## [Task data]
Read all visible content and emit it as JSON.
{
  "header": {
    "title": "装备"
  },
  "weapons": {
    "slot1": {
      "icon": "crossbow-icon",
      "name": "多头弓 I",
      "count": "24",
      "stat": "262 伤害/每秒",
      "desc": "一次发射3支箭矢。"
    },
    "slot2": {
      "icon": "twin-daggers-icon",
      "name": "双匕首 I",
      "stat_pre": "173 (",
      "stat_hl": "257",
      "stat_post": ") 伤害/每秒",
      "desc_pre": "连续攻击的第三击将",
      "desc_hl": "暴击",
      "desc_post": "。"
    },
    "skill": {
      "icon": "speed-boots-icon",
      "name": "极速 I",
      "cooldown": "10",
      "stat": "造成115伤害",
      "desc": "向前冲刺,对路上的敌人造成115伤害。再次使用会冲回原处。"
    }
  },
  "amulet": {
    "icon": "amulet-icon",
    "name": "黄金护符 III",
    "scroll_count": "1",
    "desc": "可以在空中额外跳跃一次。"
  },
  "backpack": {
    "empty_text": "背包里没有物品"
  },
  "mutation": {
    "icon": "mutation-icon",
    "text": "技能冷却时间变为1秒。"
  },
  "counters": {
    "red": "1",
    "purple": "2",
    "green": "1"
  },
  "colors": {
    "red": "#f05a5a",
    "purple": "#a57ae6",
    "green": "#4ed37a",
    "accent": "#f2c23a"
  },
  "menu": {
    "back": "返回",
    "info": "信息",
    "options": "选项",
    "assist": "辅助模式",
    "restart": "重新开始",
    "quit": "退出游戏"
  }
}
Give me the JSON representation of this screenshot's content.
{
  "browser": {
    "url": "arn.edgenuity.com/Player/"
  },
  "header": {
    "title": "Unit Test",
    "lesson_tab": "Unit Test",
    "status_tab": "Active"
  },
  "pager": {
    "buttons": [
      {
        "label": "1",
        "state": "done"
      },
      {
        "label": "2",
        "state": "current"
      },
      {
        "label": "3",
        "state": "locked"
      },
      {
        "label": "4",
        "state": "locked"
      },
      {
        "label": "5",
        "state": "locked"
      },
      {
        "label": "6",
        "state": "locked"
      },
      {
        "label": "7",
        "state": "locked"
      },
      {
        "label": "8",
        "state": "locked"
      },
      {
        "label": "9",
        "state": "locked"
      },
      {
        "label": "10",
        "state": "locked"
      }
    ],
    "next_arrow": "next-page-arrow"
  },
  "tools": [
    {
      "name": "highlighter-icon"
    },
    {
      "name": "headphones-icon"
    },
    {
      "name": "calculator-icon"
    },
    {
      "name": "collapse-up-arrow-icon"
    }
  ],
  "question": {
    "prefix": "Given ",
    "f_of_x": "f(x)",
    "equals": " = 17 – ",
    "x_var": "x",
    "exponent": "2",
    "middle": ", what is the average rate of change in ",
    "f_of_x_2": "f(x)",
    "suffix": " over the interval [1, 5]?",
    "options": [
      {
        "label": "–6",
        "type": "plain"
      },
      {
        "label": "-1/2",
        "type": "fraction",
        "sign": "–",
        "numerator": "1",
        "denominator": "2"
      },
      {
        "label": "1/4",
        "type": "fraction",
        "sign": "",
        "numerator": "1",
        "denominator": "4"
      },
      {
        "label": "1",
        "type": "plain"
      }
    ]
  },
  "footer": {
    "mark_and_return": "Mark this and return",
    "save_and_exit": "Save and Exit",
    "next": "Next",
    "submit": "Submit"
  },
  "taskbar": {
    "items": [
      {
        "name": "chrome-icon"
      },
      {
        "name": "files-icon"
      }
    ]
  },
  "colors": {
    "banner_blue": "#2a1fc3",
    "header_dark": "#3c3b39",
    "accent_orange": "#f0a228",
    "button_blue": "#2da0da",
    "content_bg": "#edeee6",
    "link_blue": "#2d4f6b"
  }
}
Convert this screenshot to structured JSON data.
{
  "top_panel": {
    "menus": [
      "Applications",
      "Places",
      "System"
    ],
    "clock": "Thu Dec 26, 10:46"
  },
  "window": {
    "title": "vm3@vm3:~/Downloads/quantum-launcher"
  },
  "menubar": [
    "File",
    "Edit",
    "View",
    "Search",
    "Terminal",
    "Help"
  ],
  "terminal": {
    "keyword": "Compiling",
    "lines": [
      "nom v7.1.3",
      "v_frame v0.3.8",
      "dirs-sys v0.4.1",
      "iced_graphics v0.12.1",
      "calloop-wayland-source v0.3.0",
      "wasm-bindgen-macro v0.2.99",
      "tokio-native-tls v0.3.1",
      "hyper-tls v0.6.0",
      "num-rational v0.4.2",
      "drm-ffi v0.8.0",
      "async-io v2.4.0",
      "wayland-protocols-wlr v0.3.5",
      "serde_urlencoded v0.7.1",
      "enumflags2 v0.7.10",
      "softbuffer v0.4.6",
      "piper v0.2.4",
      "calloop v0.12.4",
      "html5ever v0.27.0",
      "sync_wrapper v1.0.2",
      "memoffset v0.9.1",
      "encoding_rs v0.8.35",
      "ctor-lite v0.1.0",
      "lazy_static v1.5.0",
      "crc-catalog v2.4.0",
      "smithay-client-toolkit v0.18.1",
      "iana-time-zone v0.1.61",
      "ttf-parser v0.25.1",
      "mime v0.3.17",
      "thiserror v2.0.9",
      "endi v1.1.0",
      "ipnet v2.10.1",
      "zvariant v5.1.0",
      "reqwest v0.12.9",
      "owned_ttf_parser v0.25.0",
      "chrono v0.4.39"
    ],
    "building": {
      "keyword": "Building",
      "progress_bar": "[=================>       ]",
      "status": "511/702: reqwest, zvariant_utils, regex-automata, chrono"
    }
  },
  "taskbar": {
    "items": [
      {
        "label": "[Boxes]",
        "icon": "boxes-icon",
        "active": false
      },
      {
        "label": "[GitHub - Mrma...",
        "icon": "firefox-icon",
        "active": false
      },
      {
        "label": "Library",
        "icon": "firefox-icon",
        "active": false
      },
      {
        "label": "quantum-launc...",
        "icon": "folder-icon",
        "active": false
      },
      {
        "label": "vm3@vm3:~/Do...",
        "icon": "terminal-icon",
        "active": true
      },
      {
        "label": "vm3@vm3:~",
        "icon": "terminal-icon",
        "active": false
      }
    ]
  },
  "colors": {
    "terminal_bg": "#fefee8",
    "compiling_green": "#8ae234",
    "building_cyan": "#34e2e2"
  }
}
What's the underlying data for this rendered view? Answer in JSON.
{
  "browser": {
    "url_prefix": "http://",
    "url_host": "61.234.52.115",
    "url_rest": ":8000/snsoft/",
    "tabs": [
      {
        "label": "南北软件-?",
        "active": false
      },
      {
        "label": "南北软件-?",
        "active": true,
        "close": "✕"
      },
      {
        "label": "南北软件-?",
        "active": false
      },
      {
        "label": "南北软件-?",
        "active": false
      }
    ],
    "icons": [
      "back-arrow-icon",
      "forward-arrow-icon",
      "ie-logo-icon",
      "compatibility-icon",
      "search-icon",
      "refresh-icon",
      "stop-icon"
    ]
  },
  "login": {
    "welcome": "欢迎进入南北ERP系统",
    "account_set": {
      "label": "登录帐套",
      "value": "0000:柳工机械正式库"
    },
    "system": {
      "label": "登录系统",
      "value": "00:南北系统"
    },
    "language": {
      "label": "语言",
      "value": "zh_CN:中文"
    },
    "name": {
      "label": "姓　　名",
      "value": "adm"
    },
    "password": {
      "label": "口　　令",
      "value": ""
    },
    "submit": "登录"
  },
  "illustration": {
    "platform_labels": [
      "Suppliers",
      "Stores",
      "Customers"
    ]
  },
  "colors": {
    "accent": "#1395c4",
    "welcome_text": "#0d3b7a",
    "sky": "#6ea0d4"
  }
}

## [Written request]
Print every entry exactly as it appears.

## [Answer for the task]
Read all visible content and emit it as JSON.
{
  "header": {
    "title": "装备"
  },
  "weapons": {
    "slot1": {
      "icon": "crossbow-icon",
      "name": "多头弓 I",
      "count": "24",
      "stat": "262 伤害/每秒",
      "desc": "一次发射3支箭矢。"
    },
    "slot2": {
      "icon": "twin-daggers-icon",
      "name": "双匕首 I",
      "stat_pre": "173 (",
      "stat_hl": "257",
      "stat_post": ") 伤害/每秒",
      "desc_pre": "连续攻击的第三击将",
      "desc_hl": "暴击",
      "desc_post": "。"
    },
    "skill": {
      "icon": "speed-boots-icon",
      "name": "极速 I",
      "cooldown": "10",
      "stat": "造成115伤害",
      "desc": "向前冲刺,对路上的敌人造成115伤害。再次使用会冲回原处。"
    }
  },
  "amulet": {
    "icon": "amulet-icon",
    "name": "黄金护符 III",
    "scroll_count": "1",
    "desc": "可以在空中额外跳跃一次。"
  },
  "backpack": {
    "empty_text": "背包里没有物品"
  },
  "mutation": {
    "icon": "mutation-icon",
    "text": "技能冷却时间变为1秒。"
  },
  "counters": {
    "red": "1",
    "purple": "2",
    "green": "1"
  },
  "colors": {
    "red": "#f05a5a",
    "purple": "#a57ae6",
    "green": "#4ed37a",
    "accent": "#f2c23a"
  },
  "menu": {
    "back": "返回",
    "info": "信息",
    "options": "选项",
    "assist": "辅助模式",
    "restart": "重新开始",
    "quit": "退出游戏"
  }
}
Give me the JSON representation of this screenshot's content.
{
  "browser": {
    "url": "arn.edgenuity.com/Player/"
  },
  "header": {
    "title": "Unit Test",
    "lesson_tab": "Unit Test",
    "status_tab": "Active"
  },
  "pager": {
    "buttons": [
      {
        "label": "1",
        "state": "done"
      },
      {
        "label": "2",
        "state": "current"
      },
      {
        "label": "3",
        "state": "locked"
      },
      {
        "label": "4",
        "state": "locked"
      },
      {
        "label": "5",
        "state": "locked"
      },
      {
        "label": "6",
        "state": "locked"
      },
      {
        "label": "7",
        "state": "locked"
      },
      {
        "label": "8",
        "state": "locked"
      },
      {
        "label": "9",
        "state": "locked"
      },
      {
        "label": "10",
        "state": "locked"
      }
    ],
    "next_arrow": "next-page-arrow"
  },
  "tools": [
    {
      "name": "highlighter-icon"
    },
    {
      "name": "headphones-icon"
    },
    {
      "name": "calculator-icon"
    },
    {
      "name": "collapse-up-arrow-icon"
    }
  ],
  "question": {
    "prefix": "Given ",
    "f_of_x": "f(x)",
    "equals": " = 17 – ",
    "x_var": "x",
    "exponent": "2",
    "middle": ", what is the average rate of change in ",
    "f_of_x_2": "f(x)",
    "suffix": " over the interval [1, 5]?",
    "options": [
      {
        "label": "–6",
        "type": "plain"
      },
      {
        "label": "-1/2",
        "type": "fraction",
        "sign": "–",
        "numerator": "1",
        "denominator": "2"
      },
      {
        "label": "1/4",
        "type": "fraction",
        "sign": "",
        "numerator": "1",
        "denominator": "4"
      },
      {
        "label": "1",
        "type": "plain"
      }
    ]
  },
  "footer": {
    "mark_and_return": "Mark this and return",
    "save_and_exit": "Save and Exit",
    "next": "Next",
    "submit": "Submit"
  },
  "taskbar": {
    "items": [
      {
        "name": "chrome-icon"
      },
      {
        "name": "files-icon"
      }
    ]
  },
  "colors": {
    "banner_blue": "#2a1fc3",
    "header_dark": "#3c3b39",
    "accent_orange": "#f0a228",
    "button_blue": "#2da0da",
    "content_bg": "#edeee6",
    "link_blue": "#2d4f6b"
  }
}
Convert this screenshot to structured JSON data.
{
  "top_panel": {
    "menus": [
      "Applications",
      "Places",
      "System"
    ],
    "clock": "Thu Dec 26, 10:46"
  },
  "window": {
    "title": "vm3@vm3:~/Downloads/quantum-launcher"
  },
  "menubar": [
    "File",
    "Edit",
    "View",
    "Search",
    "Terminal",
    "Help"
  ],
  "terminal": {
    "keyword": "Compiling",
    "lines": [
      "nom v7.1.3",
      "v_frame v0.3.8",
      "dirs-sys v0.4.1",
      "iced_graphics v0.12.1",
      "calloop-wayland-source v0.3.0",
      "wasm-bindgen-macro v0.2.99",
      "tokio-native-tls v0.3.1",
      "hyper-tls v0.6.0",
      "num-rational v0.4.2",
      "drm-ffi v0.8.0",
      "async-io v2.4.0",
      "wayland-protocols-wlr v0.3.5",
      "serde_urlencoded v0.7.1",
      "enumflags2 v0.7.10",
      "softbuffer v0.4.6",
      "piper v0.2.4",
      "calloop v0.12.4",
      "html5ever v0.27.0",
      "sync_wrapper v1.0.2",
      "memoffset v0.9.1",
      "encoding_rs v0.8.35",
      "ctor-lite v0.1.0",
      "lazy_static v1.5.0",
      "crc-catalog v2.4.0",
      "smithay-client-toolkit v0.18.1",
      "iana-time-zone v0.1.61",
      "ttf-parser v0.25.1",
      "mime v0.3.17",
      "thiserror v2.0.9",
      "endi v1.1.0",
      "ipnet v2.10.1",
      "zvariant v5.1.0",
      "reqwest v0.12.9",
      "owned_ttf_parser v0.25.0",
      "chrono v0.4.39"
    ],
    "building": {
      "keyword": "Building",
      "progress_bar": "[=================>       ]",
      "status": "511/702: reqwest, zvariant_utils, regex-automata, chrono"
    }
  },
  "taskbar": {
    "items": [
      {
        "label": "[Boxes]",
        "icon": "boxes-icon",
        "active": false
      },
      {
        "label": "[GitHub - Mrma...",
        "icon": "firefox-icon",
        "active": false
      },
      {
        "label": "Library",
        "icon": "firefox-icon",
        "active": false
      },
      {
        "label": "quantum-launc...",
        "icon": "folder-icon",
        "active": false
      },
      {
        "label": "vm3@vm3:~/Do...",
        "icon": "terminal-icon",
        "active": true
      },
      {
        "label": "vm3@vm3:~",
        "icon": "terminal-icon",
        "active": false
      }
    ]
  },
  "colors": {
    "terminal_bg": "#fefee8",
    "compiling_green": "#8ae234",
    "building_cyan": "#34e2e2"
  }
}
What's the underlying data for this rendered view? Answer in JSON.
{
  "browser": {
    "url_prefix": "http://",
    "url_host": "61.234.52.115",
    "url_rest": ":8000/snsoft/",
    "tabs": [
      {
        "label": "南北软件-?",
        "active": false
      },
      {
        "label": "南北软件-?",
        "active": true,
        "close": "✕"
      },
      {
        "label": "南北软件-?",
        "active": false
      },
      {
        "label": "南北软件-?",
        "active": false
      }
    ],
    "icons": [
      "back-arrow-icon",
      "forward-arrow-icon",
      "ie-logo-icon",
      "compatibility-icon",
      "search-icon",
      "refresh-icon",
      "stop-icon"
    ]
  },
  "login": {
    "welcome": "欢迎进入南北ERP系统",
    "account_set": {
      "label": "登录帐套",
      "value": "0000:柳工机械正式库"
    },
    "system": {
      "label": "登录系统",
      "value": "00:南北系统"
    },
    "language": {
      "label": "语言",
      "value": "zh_CN:中文"
    },
    "name": {
      "label": "姓　　名",
      "value": "adm"
    },
    "password": {
      "label": "口　　令",
      "value": ""
    },
    "submit": "登录"
  },
  "illustration": {
    "platform_labels": [
      "Suppliers",
      "Stores",
      "Customers"
    ]
  },
  "colors": {
    "accent": "#1395c4",
    "welcome_text": "#0d3b7a",
    "sky": "#6ea0d4"
  }
}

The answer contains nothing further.